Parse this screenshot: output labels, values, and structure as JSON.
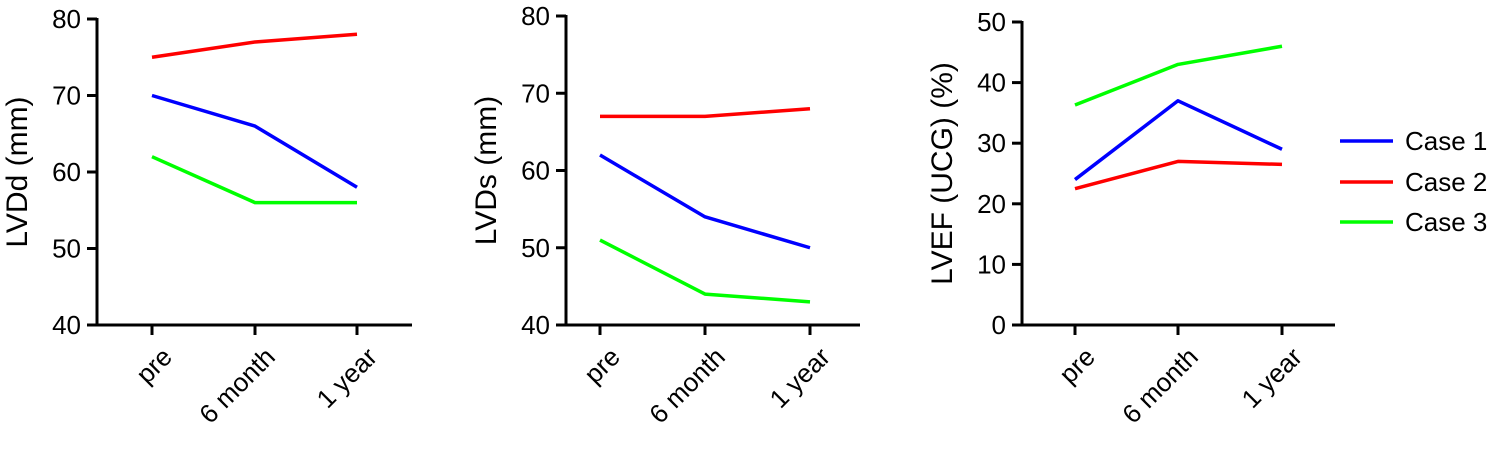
{
  "chart_data": [
    {
      "type": "line",
      "categories": [
        "pre",
        "6 month",
        "1 year"
      ],
      "ylabel": "LVDd (mm)",
      "ylim": [
        40,
        80
      ],
      "yticks": [
        "40",
        "50",
        "60",
        "70",
        "80"
      ],
      "series": [
        {
          "name": "Case 1",
          "color": "#0000ff",
          "values": [
            70,
            66,
            58
          ]
        },
        {
          "name": "Case 2",
          "color": "#ff0000",
          "values": [
            75,
            77,
            78
          ]
        },
        {
          "name": "Case 3",
          "color": "#00ff00",
          "values": [
            62,
            56,
            56
          ]
        }
      ]
    },
    {
      "type": "line",
      "categories": [
        "pre",
        "6 month",
        "1 year"
      ],
      "ylabel": "LVDs (mm)",
      "ylim": [
        40,
        80
      ],
      "yticks": [
        "40",
        "50",
        "60",
        "70",
        "80"
      ],
      "series": [
        {
          "name": "Case 1",
          "color": "#0000ff",
          "values": [
            62,
            54,
            50
          ]
        },
        {
          "name": "Case 2",
          "color": "#ff0000",
          "values": [
            67,
            67,
            68
          ]
        },
        {
          "name": "Case 3",
          "color": "#00ff00",
          "values": [
            51,
            44,
            43
          ]
        }
      ]
    },
    {
      "type": "line",
      "categories": [
        "pre",
        "6 month",
        "1 year"
      ],
      "ylabel": "LVEF (UCG) (%)",
      "ylim": [
        0,
        50
      ],
      "yticks": [
        "0",
        "10",
        "20",
        "30",
        "40",
        "50"
      ],
      "series": [
        {
          "name": "Case 1",
          "color": "#0000ff",
          "values": [
            24,
            37,
            29
          ]
        },
        {
          "name": "Case 2",
          "color": "#ff0000",
          "values": [
            22.5,
            27,
            26.5
          ]
        },
        {
          "name": "Case 3",
          "color": "#00ff00",
          "values": [
            36.3,
            43,
            46
          ]
        }
      ]
    }
  ],
  "legend": {
    "placement": "right",
    "items": [
      {
        "label": "Case 1",
        "color": "#0000ff"
      },
      {
        "label": "Case 2",
        "color": "#ff0000"
      },
      {
        "label": "Case 3",
        "color": "#00ff00"
      }
    ]
  }
}
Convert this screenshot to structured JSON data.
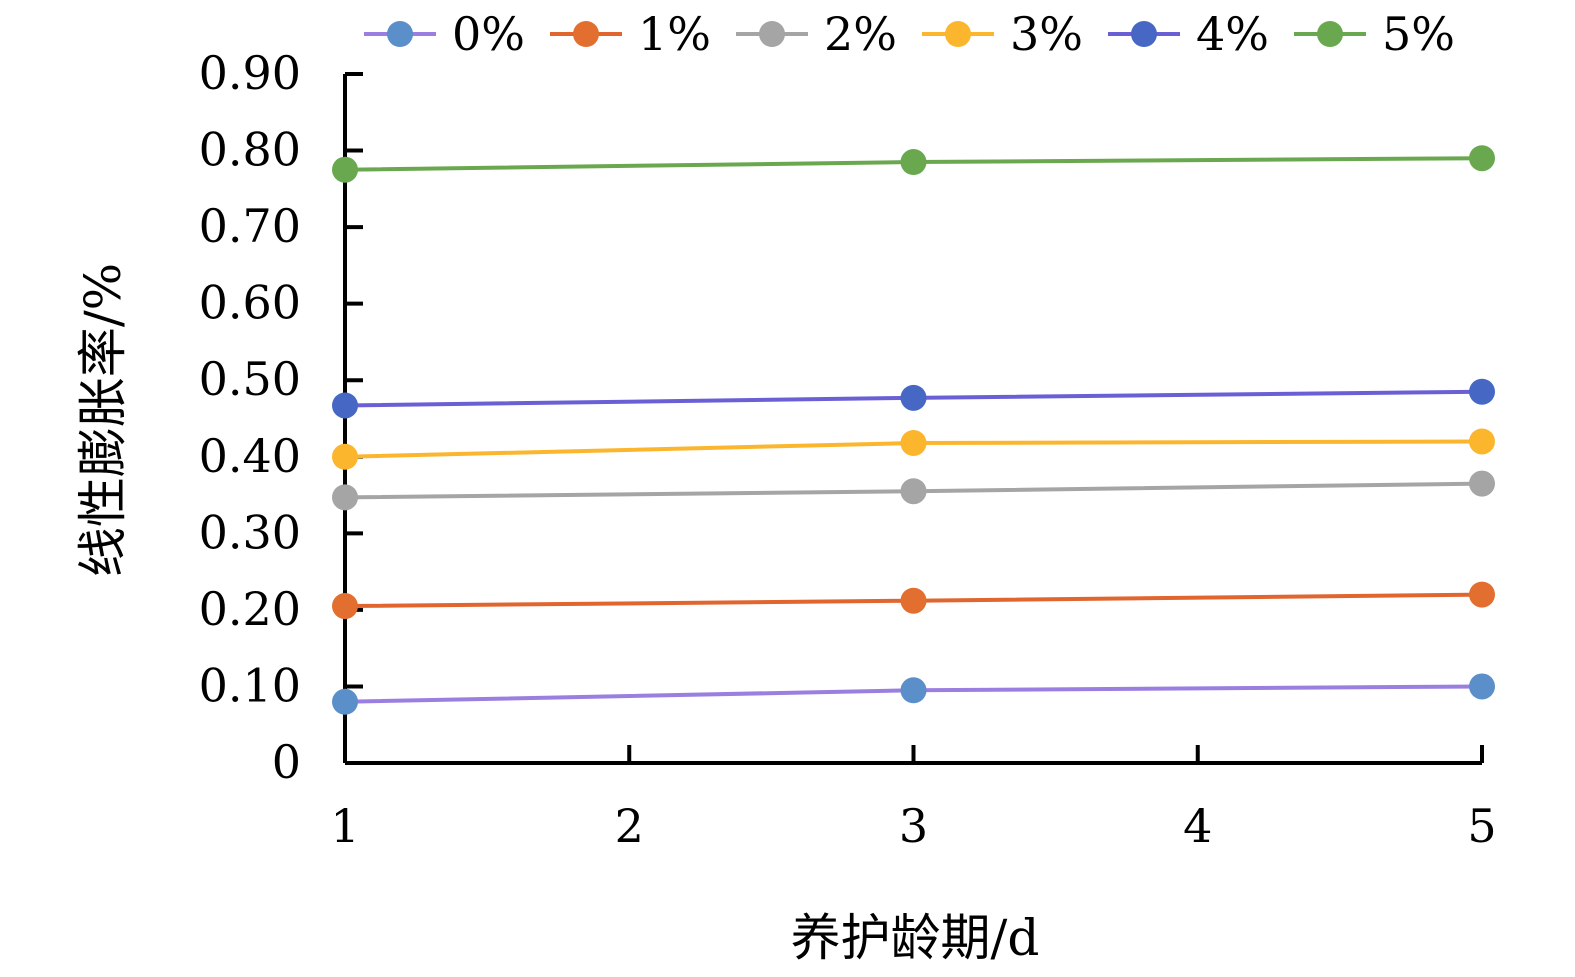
{
  "chart_data": {
    "type": "line",
    "title": "",
    "xlabel": "养护龄期/d",
    "ylabel": "线性膨胀率/%",
    "x": [
      1,
      3,
      5
    ],
    "xlim": [
      1,
      5
    ],
    "ylim": [
      0,
      0.9
    ],
    "x_ticks": [
      1,
      2,
      3,
      4,
      5
    ],
    "y_ticks": [
      0,
      0.1,
      0.2,
      0.3,
      0.4,
      0.5,
      0.6,
      0.7,
      0.8,
      0.9
    ],
    "y_tick_labels": [
      "0",
      "0.10",
      "0.20",
      "0.30",
      "0.40",
      "0.50",
      "0.60",
      "0.70",
      "0.80",
      "0.90"
    ],
    "x_tick_labels": [
      "1",
      "2",
      "3",
      "4",
      "5"
    ],
    "grid": false,
    "legend_position": "top",
    "series": [
      {
        "name": "0%",
        "values": [
          0.08,
          0.095,
          0.1
        ],
        "marker_color": "#5b8fc9",
        "line_color": "#9b7fe0"
      },
      {
        "name": "1%",
        "values": [
          0.205,
          0.212,
          0.22
        ],
        "marker_color": "#e26f2f",
        "line_color": "#e0652e"
      },
      {
        "name": "2%",
        "values": [
          0.347,
          0.355,
          0.365
        ],
        "marker_color": "#a5a5a5",
        "line_color": "#a5a5a5"
      },
      {
        "name": "3%",
        "values": [
          0.4,
          0.418,
          0.42
        ],
        "marker_color": "#fbb62e",
        "line_color": "#fbb62e"
      },
      {
        "name": "4%",
        "values": [
          0.467,
          0.477,
          0.485
        ],
        "marker_color": "#4668c4",
        "line_color": "#6b5fd6"
      },
      {
        "name": "5%",
        "values": [
          0.775,
          0.785,
          0.79
        ],
        "marker_color": "#6aa84f",
        "line_color": "#6aa84f"
      }
    ]
  }
}
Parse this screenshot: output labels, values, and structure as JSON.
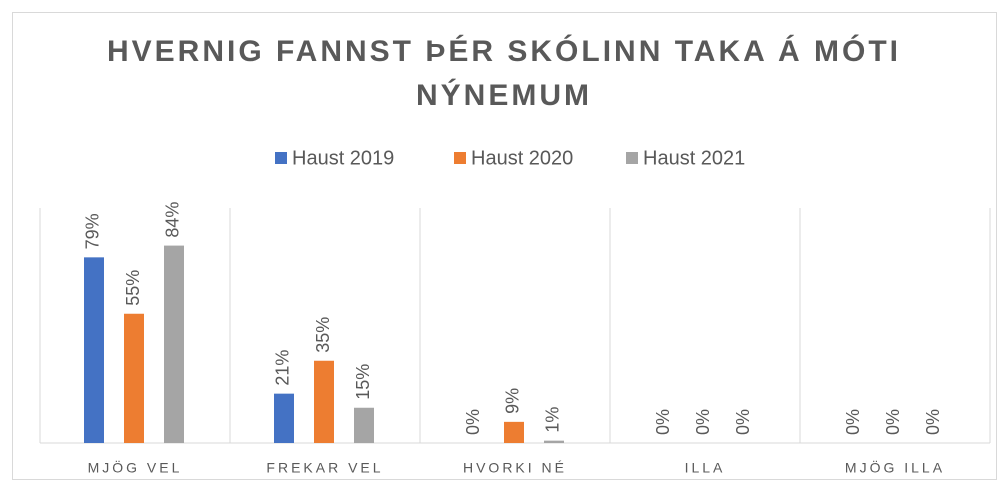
{
  "chart_data": {
    "type": "bar",
    "title": "HVERNIG FANNST ÞÉR SKÓLINN TAKA Á MÓTI NÝNEMUM",
    "categories": [
      "MJÖG VEL",
      "FREKAR VEL",
      "HVORKI NÉ",
      "ILLA",
      "MJÖG ILLA"
    ],
    "series": [
      {
        "name": "Haust 2019",
        "color": "#4472c4",
        "values": [
          79,
          21,
          0,
          0,
          0
        ],
        "value_labels": [
          "79%",
          "21%",
          "0%",
          "0%",
          "0%"
        ]
      },
      {
        "name": "Haust 2020",
        "color": "#ed7d31",
        "values": [
          55,
          35,
          9,
          0,
          0
        ],
        "value_labels": [
          "55%",
          "35%",
          "9%",
          "0%",
          "0%"
        ]
      },
      {
        "name": "Haust 2021",
        "color": "#a5a5a5",
        "values": [
          84,
          15,
          1,
          0,
          0
        ],
        "value_labels": [
          "84%",
          "15%",
          "1%",
          "0%",
          "0%"
        ]
      }
    ],
    "ylim": [
      0,
      100
    ],
    "legend": "top"
  }
}
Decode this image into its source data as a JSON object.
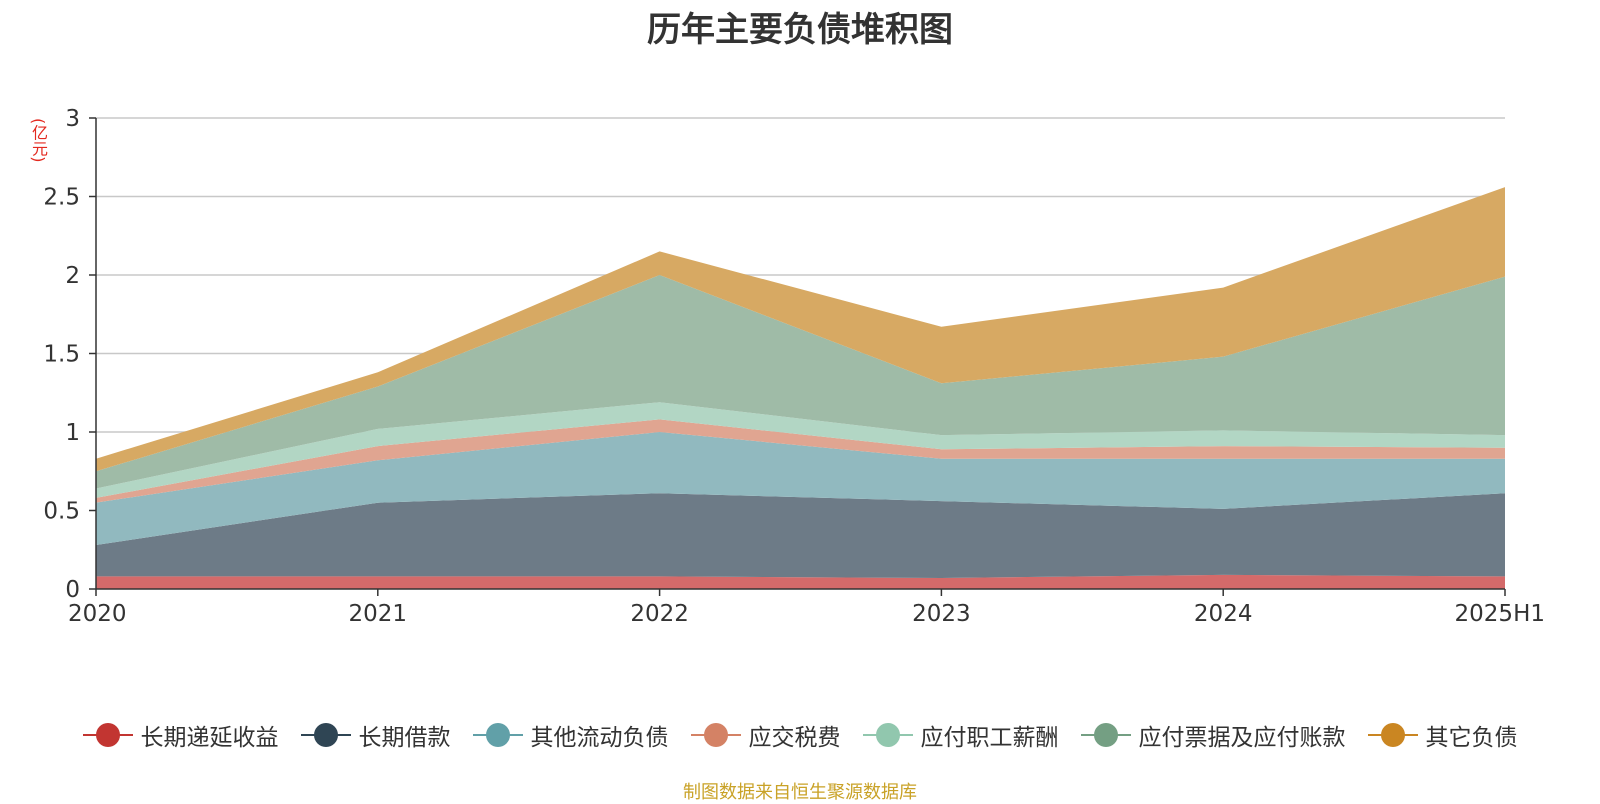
{
  "chart_data": {
    "type": "area",
    "stacked": true,
    "title": "历年主要负债堆积图",
    "y_unit": "(亿元)",
    "x": [
      "2020",
      "2021",
      "2022",
      "2023",
      "2024",
      "2025H1"
    ],
    "ylim": [
      0,
      3
    ],
    "yticks": [
      "0",
      "0.5",
      "1",
      "1.5",
      "2",
      "2.5",
      "3"
    ],
    "grid": true,
    "legend_position": "bottom",
    "series": [
      {
        "name": "长期递延收益",
        "color": "#c23531",
        "fill": "#d46a6a",
        "values": [
          0.08,
          0.08,
          0.08,
          0.07,
          0.09,
          0.08
        ]
      },
      {
        "name": "长期借款",
        "color": "#2f4554",
        "fill": "#6d7b87",
        "values": [
          0.2,
          0.47,
          0.53,
          0.49,
          0.42,
          0.53
        ]
      },
      {
        "name": "其他流动负债",
        "color": "#61a0a8",
        "fill": "#91b9bf",
        "values": [
          0.27,
          0.27,
          0.39,
          0.27,
          0.32,
          0.22
        ]
      },
      {
        "name": "应交税费",
        "color": "#d48265",
        "fill": "#e0a591",
        "values": [
          0.03,
          0.09,
          0.08,
          0.06,
          0.08,
          0.07
        ]
      },
      {
        "name": "应付职工薪酬",
        "color": "#91c7ae",
        "fill": "#b2d6c4",
        "values": [
          0.06,
          0.11,
          0.11,
          0.09,
          0.1,
          0.08
        ]
      },
      {
        "name": "应付票据及应付账款",
        "color": "#749f83",
        "fill": "#9fbba7",
        "values": [
          0.11,
          0.27,
          0.81,
          0.33,
          0.47,
          1.01
        ]
      },
      {
        "name": "其它负债",
        "color": "#ca8622",
        "fill": "#d7a963",
        "values": [
          0.08,
          0.09,
          0.15,
          0.36,
          0.44,
          0.57
        ]
      }
    ],
    "source": "制图数据来自恒生聚源数据库"
  }
}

▶ _Description of the task_: Reply with the number of lines in the material above that contain "this", and nothing more.

▶ _Answer to the task_: 4